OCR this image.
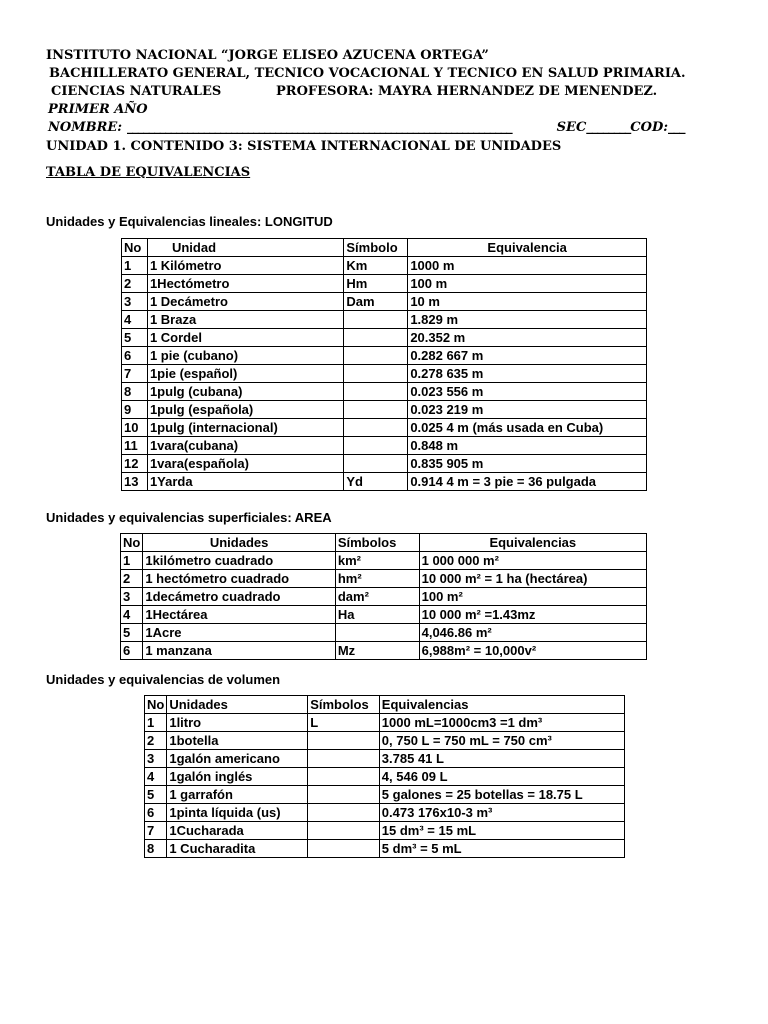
INSTITUTO NACIONAL “JORGE ELISEO AZUCENA ORTEGA”
BACHILLERATO GENERAL, TECNICO VOCACIONAL Y TECNICO EN SALUD PRIMARIA.
CIENCIAS NATURALES	PROFESORA: MAYRA HERNANDEZ DE MENENDEZ.
PRIMER AÑO
NOMBRE: ______________________________________________________________________	SEC________COD:___
UNIDAD 1. CONTENIDO 3: SISTEMA INTERNACIONAL DE UNIDADES
TABLA DE EQUIVALENCIAS
Unidades y Equivalencias lineales: LONGITUD
No	Unidad	Símbolo	Equivalencia
1	1 Kilómetro	Km	1000 m
2	1Hectómetro	Hm	100 m
3	1 Decámetro	Dam	10 m
4	1 Braza		1.829 m
5	1 Cordel		20.352 m
6	1 pie (cubano)		0.282 667 m
7	1pie (español)		0.278 635 m
8	1pulg (cubana)		0.023 556 m
9	1pulg (española)		0.023 219 m
10	1pulg (internacional)		0.025 4 m (más usada en Cuba)
11	1vara(cubana)		0.848 m
12	1vara(española)		0.835 905 m
13	1Yarda	Yd	0.914 4 m = 3 pie = 36 pulgada
Unidades y equivalencias superficiales: AREA
No	Unidades	Símbolos	Equivalencias
1	1kilómetro cuadrado	km²	1 000 000 m²
2	1 hectómetro cuadrado	hm²	10 000 m² = 1 ha (hectárea)
3	1decámetro cuadrado	dam²	100 m²
4	1Hectárea	Ha	10 000 m² =1.43mz
5	1Acre		4,046.86 m²
6	1 manzana	Mz	6,988m² = 10,000v²
Unidades y equivalencias de volumen
No	Unidades	Símbolos	Equivalencias
1	1litro	L	1000 mL=1000cm3 =1 dm³
2	1botella		0, 750 L = 750 mL = 750 cm³
3	1galón americano		3.785 41 L
4	1galón inglés		4, 546 09 L
5	1 garrafón		5 galones = 25 botellas = 18.75 L
6	1pinta líquida (us)		0.473 176x10-3 m³
7	1Cucharada		15 dm³ = 15 mL
8	1 Cucharadita		5 dm³ = 5 mL
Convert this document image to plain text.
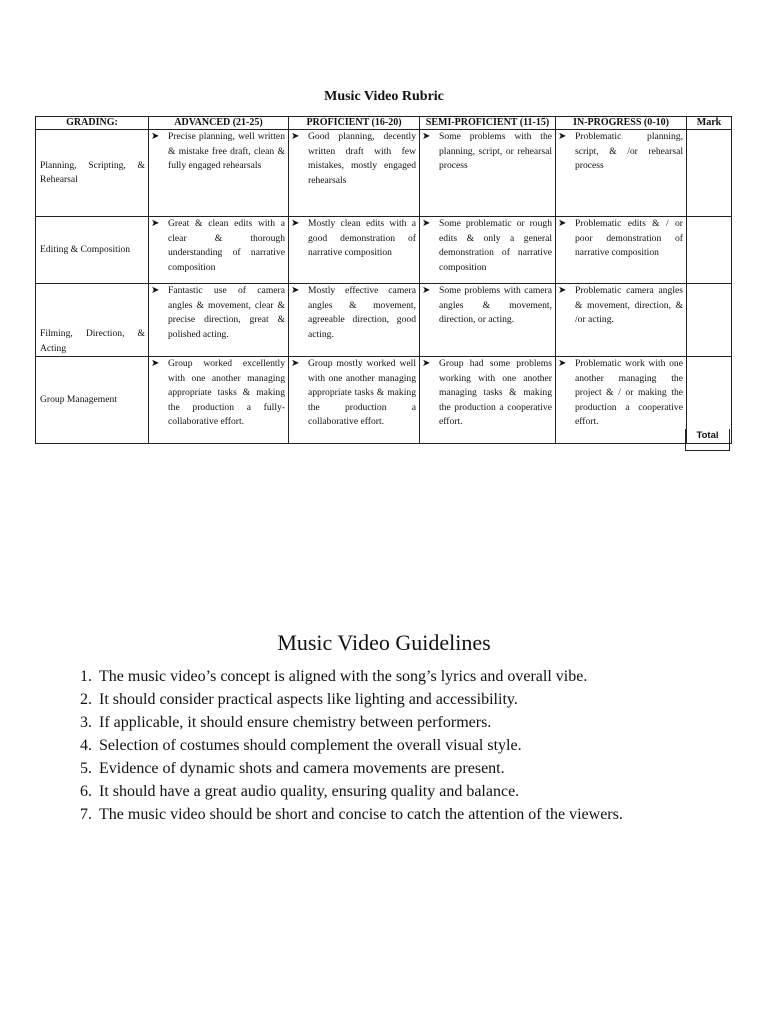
Music Video Rubric
GRADING:	ADVANCED (21-25)	PROFICIENT (16-20)	SEMI-PROFICIENT (11-15)	IN-PROGRESS (0-10)	Mark
Planning, Scripting, & Rehearsal	➤ Precise planning, well written & mistake free draft, clean & fully engaged rehearsals	➤ Good planning, decently written draft with few mistakes, mostly engaged rehearsals	➤ Some problems with the planning, script, or rehearsal process	➤ Problematic planning, script, & /or rehearsal process	

Editing & Composition	➤ Great & clean edits with a clear & thorough understanding of narrative composition	➤ Mostly clean edits with a good demonstration of narrative composition	➤ Some problematic or rough edits & only a general demonstration of narrative composition	➤ Problematic edits & / or poor demonstration of narrative composition	

Filming, Direction, & Acting	➤ Fantastic use of camera angles & movement, clear & precise direction, great & polished acting.	➤ Mostly effective camera angles & movement, agreeable direction, good acting.	➤ Some problems with camera angles & movement, direction, or acting.	➤ Problematic camera angles & movement, direction, & /or acting.	

Group Management	➤ Group worked excellently with one another managing appropriate tasks & making the production a fully-collaborative effort.	➤ Group mostly worked well with one another managing appropriate tasks & making the production a collaborative effort.	➤ Group had some problems working with one another managing tasks & making the production a cooperative effort.	➤ Problematic work with one another managing the project & / or making the production a cooperative effort.	

Total
Music Video Guidelines
1. The music video’s concept is aligned with the song’s lyrics and overall vibe.
2. It should consider practical aspects like lighting and accessibility.
3. If applicable, it should ensure chemistry between performers.
4. Selection of costumes should complement the overall visual style.
5. Evidence of dynamic shots and camera movements are present.
6. It should have a great audio quality, ensuring quality and balance.
7. The music video should be short and concise to catch the attention of the viewers.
---
§ **Aim**
Reproduce every record word for word. The copy must contain no pictures.

§ **The answer**
OCR this image.
INSTITUTO NACIONAL “JORGE ELISEO AZUCENA ORTEGA”
BACHILLERATO GENERAL, TECNICO VOCACIONAL Y TECNICO EN SALUD PRIMARIA.
CIENCIAS NATURALES	PROFESORA: MAYRA HERNANDEZ DE MENENDEZ.
PRIMER AÑO
NOMBRE: ______________________________________________________________________	SEC________COD:___
UNIDAD 1. CONTENIDO 3: SISTEMA INTERNACIONAL DE UNIDADES
TABLA DE EQUIVALENCIAS
Unidades y Equivalencias lineales: LONGITUD
No	Unidad	Símbolo	Equivalencia
1	1 Kilómetro	Km	1000 m
2	1Hectómetro	Hm	100 m
3	1 Decámetro	Dam	10 m
4	1 Braza		1.829 m
5	1 Cordel		20.352 m
6	1 pie (cubano)		0.282 667 m
7	1pie (español)		0.278 635 m
8	1pulg (cubana)		0.023 556 m
9	1pulg (española)		0.023 219 m
10	1pulg (internacional)		0.025 4 m (más usada en Cuba)
11	1vara(cubana)		0.848 m
12	1vara(española)		0.835 905 m
13	1Yarda	Yd	0.914 4 m = 3 pie = 36 pulgada
Unidades y equivalencias superficiales: AREA
No	Unidades	Símbolos	Equivalencias
1	1kilómetro cuadrado	km²	1 000 000 m²
2	1 hectómetro cuadrado	hm²	10 000 m² = 1 ha (hectárea)
3	1decámetro cuadrado	dam²	100 m²
4	1Hectárea	Ha	10 000 m² =1.43mz
5	1Acre		4,046.86 m²
6	1 manzana	Mz	6,988m² = 10,000v²
Unidades y equivalencias de volumen
No	Unidades	Símbolos	Equivalencias
1	1litro	L	1000 mL=1000cm3 =1 dm³
2	1botella		0, 750 L = 750 mL = 750 cm³
3	1galón americano		3.785 41 L
4	1galón inglés		4, 546 09 L
5	1 garrafón		5 galones = 25 botellas = 18.75 L
6	1pinta líquida (us)		0.473 176x10-3 m³
7	1Cucharada		15 dm³ = 15 mL
8	1 Cucharadita		5 dm³ = 5 mL
Convert this document image to plain text.
Music Video Rubric
GRADING:	ADVANCED (21-25)	PROFICIENT (16-20)	SEMI-PROFICIENT (11-15)	IN-PROGRESS (0-10)	Mark
Planning, Scripting, & Rehearsal	➤ Precise planning, well written & mistake free draft, clean & fully engaged rehearsals	➤ Good planning, decently written draft with few mistakes, mostly engaged rehearsals	➤ Some problems with the planning, script, or rehearsal process	➤ Problematic planning, script, & /or rehearsal process	

Editing & Composition	➤ Great & clean edits with a clear & thorough understanding of narrative composition	➤ Mostly clean edits with a good demonstration of narrative composition	➤ Some problematic or rough edits & only a general demonstration of narrative composition	➤ Problematic edits & / or poor demonstration of narrative composition	

Filming, Direction, & Acting	➤ Fantastic use of camera angles & movement, clear & precise direction, great & polished acting.	➤ Mostly effective camera angles & movement, agreeable direction, good acting.	➤ Some problems with camera angles & movement, direction, or acting.	➤ Problematic camera angles & movement, direction, & /or acting.	

Group Management	➤ Group worked excellently with one another managing appropriate tasks & making the production a fully-collaborative effort.	➤ Group mostly worked well with one another managing appropriate tasks & making the production a collaborative effort.	➤ Group had some problems working with one another managing tasks & making the production a cooperative effort.	➤ Problematic work with one another managing the project & / or making the production a cooperative effort.	

Total
Music Video Guidelines
1. The music video’s concept is aligned with the song’s lyrics and overall vibe.
2. It should consider practical aspects like lighting and accessibility.
3. If applicable, it should ensure chemistry between performers.
4. Selection of costumes should complement the overall visual style.
5. Evidence of dynamic shots and camera movements are present.
6. It should have a great audio quality, ensuring quality and balance.
7. The music video should be short and concise to catch the attention of the viewers.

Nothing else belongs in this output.